>> START

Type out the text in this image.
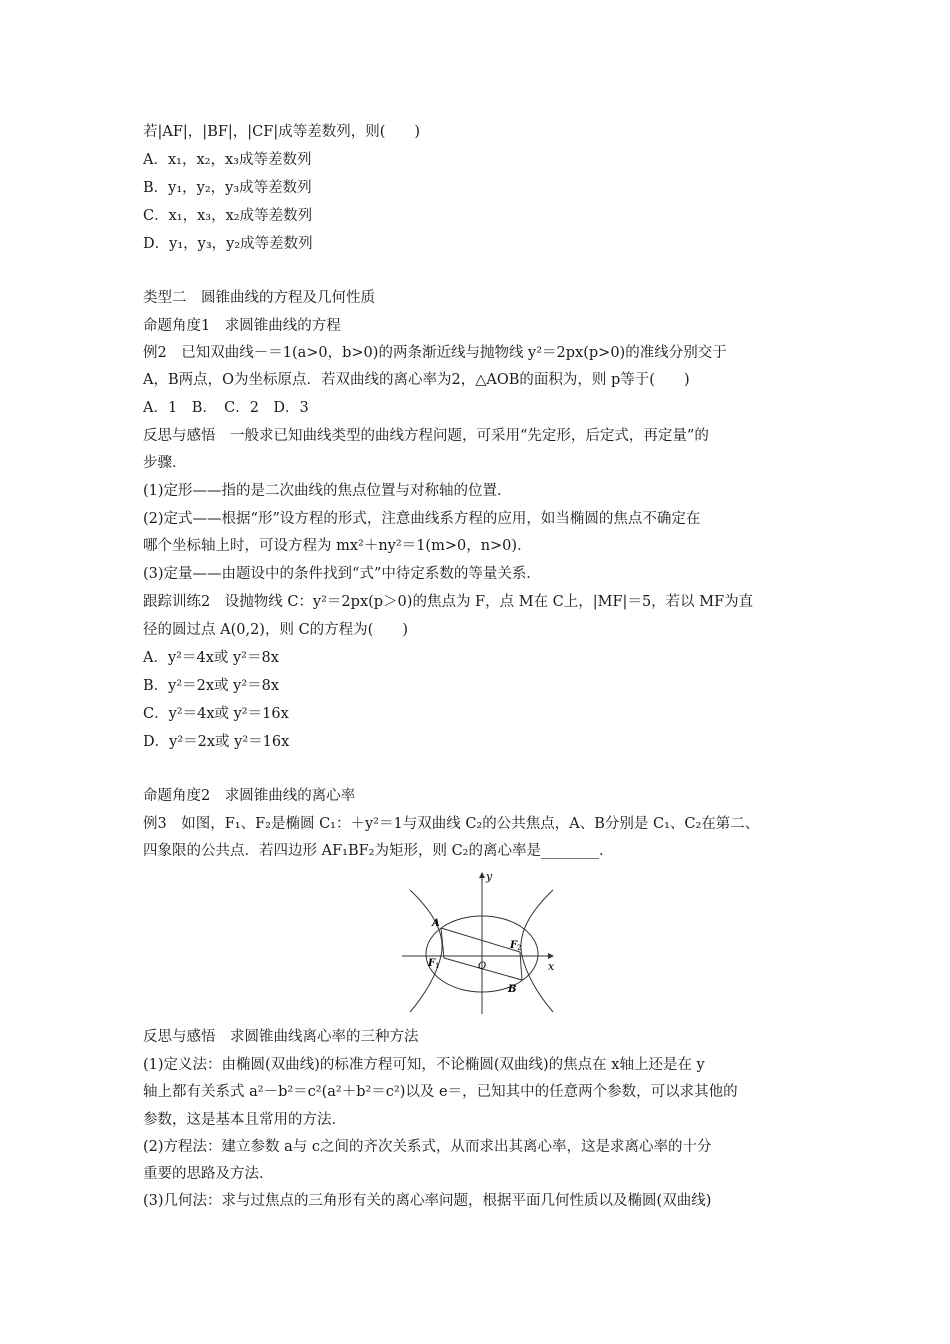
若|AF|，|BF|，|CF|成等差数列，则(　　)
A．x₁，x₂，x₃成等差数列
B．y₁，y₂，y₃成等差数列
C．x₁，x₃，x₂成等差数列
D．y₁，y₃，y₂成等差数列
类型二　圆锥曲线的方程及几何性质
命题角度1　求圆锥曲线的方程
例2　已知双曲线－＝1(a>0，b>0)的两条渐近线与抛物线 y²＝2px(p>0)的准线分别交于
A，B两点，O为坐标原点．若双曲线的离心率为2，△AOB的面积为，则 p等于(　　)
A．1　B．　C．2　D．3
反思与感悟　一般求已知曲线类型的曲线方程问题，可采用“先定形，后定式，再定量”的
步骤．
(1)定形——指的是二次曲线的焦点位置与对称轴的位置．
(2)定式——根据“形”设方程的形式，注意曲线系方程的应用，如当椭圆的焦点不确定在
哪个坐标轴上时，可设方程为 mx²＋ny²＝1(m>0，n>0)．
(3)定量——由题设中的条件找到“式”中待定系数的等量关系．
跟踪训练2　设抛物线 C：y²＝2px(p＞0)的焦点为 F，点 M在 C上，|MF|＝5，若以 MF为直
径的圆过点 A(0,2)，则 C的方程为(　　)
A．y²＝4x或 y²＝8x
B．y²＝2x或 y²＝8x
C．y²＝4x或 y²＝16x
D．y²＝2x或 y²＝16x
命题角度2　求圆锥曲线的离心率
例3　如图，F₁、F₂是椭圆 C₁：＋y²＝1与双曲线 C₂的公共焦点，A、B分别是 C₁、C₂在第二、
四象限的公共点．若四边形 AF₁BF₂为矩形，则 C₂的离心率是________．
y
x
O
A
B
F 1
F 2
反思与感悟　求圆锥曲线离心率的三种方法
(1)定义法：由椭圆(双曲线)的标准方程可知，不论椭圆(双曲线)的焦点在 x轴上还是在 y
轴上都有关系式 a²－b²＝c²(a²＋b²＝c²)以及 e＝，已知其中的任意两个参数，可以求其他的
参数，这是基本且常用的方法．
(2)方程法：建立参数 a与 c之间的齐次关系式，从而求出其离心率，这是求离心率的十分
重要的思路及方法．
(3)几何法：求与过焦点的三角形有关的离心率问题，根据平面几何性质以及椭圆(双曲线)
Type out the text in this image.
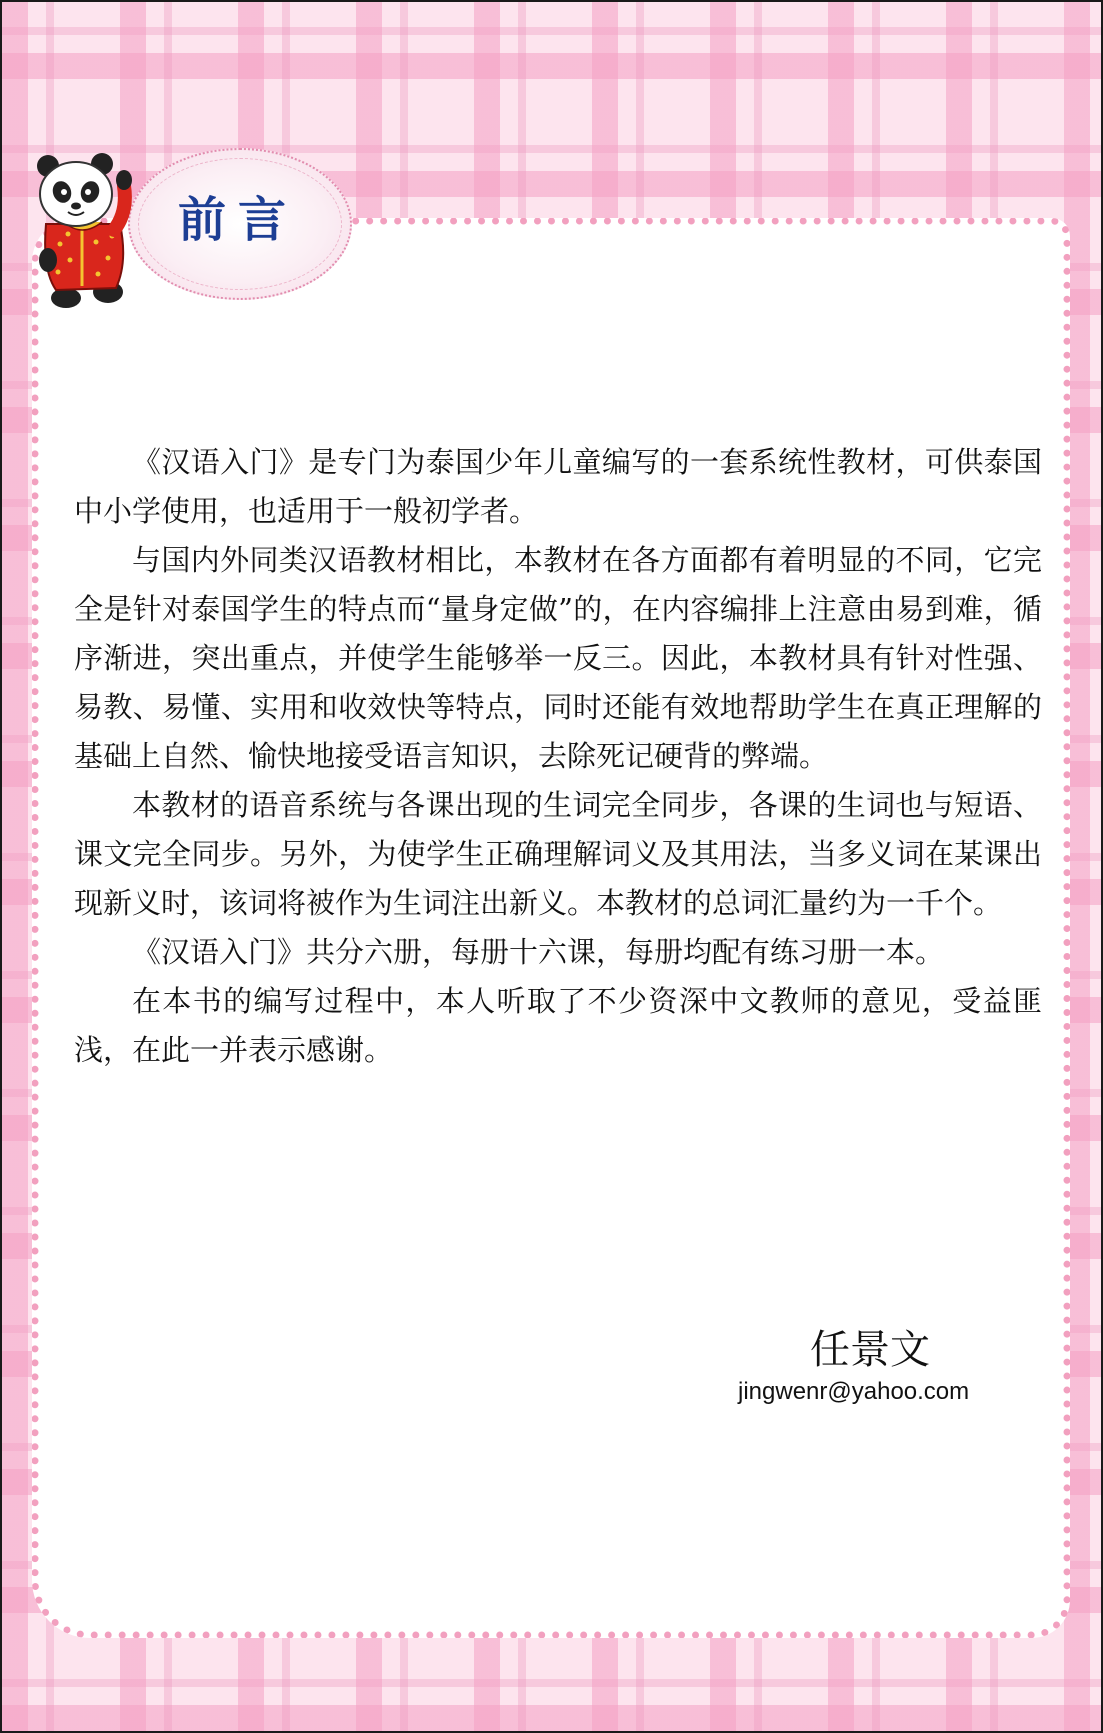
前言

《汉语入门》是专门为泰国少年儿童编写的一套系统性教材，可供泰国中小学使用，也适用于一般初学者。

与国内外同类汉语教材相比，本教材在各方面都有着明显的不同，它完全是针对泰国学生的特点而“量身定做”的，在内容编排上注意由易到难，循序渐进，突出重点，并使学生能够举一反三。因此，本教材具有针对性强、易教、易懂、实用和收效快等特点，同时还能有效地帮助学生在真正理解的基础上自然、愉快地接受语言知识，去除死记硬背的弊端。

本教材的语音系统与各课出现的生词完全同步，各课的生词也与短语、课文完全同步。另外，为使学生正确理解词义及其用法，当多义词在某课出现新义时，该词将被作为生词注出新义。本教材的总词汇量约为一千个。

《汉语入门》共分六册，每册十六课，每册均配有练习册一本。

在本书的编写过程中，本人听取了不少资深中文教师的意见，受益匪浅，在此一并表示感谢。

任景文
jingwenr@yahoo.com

>> END
>> START

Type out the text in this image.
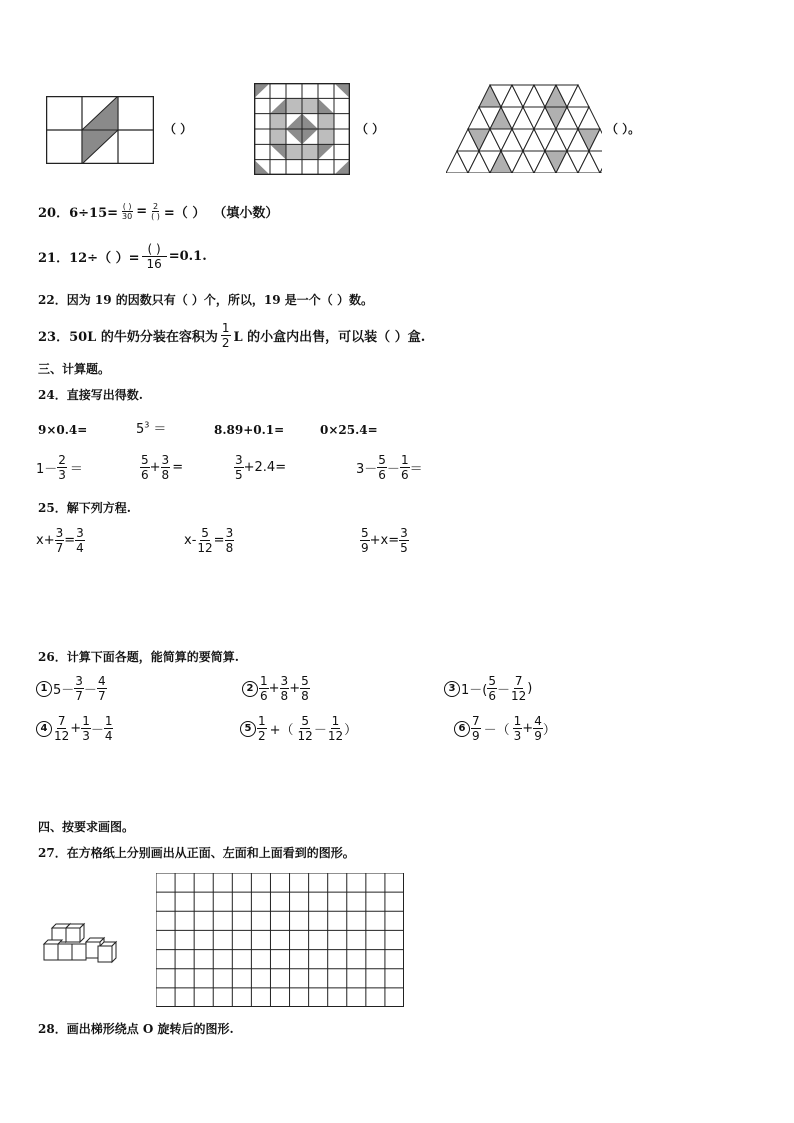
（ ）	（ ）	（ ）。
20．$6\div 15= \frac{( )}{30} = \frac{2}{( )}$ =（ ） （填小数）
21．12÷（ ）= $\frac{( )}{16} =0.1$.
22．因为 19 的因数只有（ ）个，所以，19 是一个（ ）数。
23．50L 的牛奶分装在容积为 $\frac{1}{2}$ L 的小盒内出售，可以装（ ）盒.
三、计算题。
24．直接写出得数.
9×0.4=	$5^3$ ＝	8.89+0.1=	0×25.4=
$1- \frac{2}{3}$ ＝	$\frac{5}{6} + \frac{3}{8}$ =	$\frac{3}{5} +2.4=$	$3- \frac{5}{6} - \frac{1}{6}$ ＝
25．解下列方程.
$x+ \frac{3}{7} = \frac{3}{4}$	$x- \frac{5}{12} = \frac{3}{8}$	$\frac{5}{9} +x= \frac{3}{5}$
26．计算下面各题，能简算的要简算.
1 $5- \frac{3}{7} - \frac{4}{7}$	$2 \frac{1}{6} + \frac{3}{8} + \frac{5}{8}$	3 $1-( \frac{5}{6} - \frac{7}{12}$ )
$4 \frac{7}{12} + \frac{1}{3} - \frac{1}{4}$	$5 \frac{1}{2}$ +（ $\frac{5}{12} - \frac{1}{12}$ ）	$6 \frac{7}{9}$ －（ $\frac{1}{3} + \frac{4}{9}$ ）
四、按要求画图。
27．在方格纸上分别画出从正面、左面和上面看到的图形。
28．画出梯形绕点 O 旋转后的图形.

>> END
>> START

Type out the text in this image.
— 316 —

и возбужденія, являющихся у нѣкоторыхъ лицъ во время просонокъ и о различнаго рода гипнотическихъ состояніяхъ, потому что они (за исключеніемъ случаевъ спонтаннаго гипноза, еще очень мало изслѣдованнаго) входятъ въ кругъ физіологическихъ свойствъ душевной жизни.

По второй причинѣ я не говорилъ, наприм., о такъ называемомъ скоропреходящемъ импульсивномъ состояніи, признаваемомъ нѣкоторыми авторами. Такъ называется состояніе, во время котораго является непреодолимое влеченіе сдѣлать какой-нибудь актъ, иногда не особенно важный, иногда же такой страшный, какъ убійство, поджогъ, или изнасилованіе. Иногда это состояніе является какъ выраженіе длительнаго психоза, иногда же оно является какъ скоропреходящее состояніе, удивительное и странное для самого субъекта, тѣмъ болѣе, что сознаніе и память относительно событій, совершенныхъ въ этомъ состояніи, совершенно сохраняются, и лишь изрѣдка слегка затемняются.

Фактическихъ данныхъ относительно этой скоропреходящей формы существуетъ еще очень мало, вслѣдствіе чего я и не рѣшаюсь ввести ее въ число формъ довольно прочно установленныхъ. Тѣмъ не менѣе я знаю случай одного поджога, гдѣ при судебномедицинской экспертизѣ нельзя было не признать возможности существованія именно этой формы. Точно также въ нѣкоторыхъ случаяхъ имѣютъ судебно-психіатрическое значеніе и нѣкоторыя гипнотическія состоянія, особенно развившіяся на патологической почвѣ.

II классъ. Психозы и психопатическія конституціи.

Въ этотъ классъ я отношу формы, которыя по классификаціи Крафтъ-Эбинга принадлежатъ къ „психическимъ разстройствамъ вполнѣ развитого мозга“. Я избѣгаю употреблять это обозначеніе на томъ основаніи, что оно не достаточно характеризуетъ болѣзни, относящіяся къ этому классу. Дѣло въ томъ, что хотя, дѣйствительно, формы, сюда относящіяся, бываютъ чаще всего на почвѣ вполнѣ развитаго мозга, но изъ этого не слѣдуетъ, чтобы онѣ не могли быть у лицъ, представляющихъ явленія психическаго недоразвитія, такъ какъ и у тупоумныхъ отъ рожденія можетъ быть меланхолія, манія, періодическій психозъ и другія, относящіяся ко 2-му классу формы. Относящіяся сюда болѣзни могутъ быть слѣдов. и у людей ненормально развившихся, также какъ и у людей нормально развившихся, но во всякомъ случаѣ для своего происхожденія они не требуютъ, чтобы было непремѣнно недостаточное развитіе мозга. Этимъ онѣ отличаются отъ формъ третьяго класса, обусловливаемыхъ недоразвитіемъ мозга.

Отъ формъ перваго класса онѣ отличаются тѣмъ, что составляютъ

>> END

# Prompt
Establish how many lines of the material above hold the word "反思与感悟". Nothing but the count should be returned.

# Expected answer
2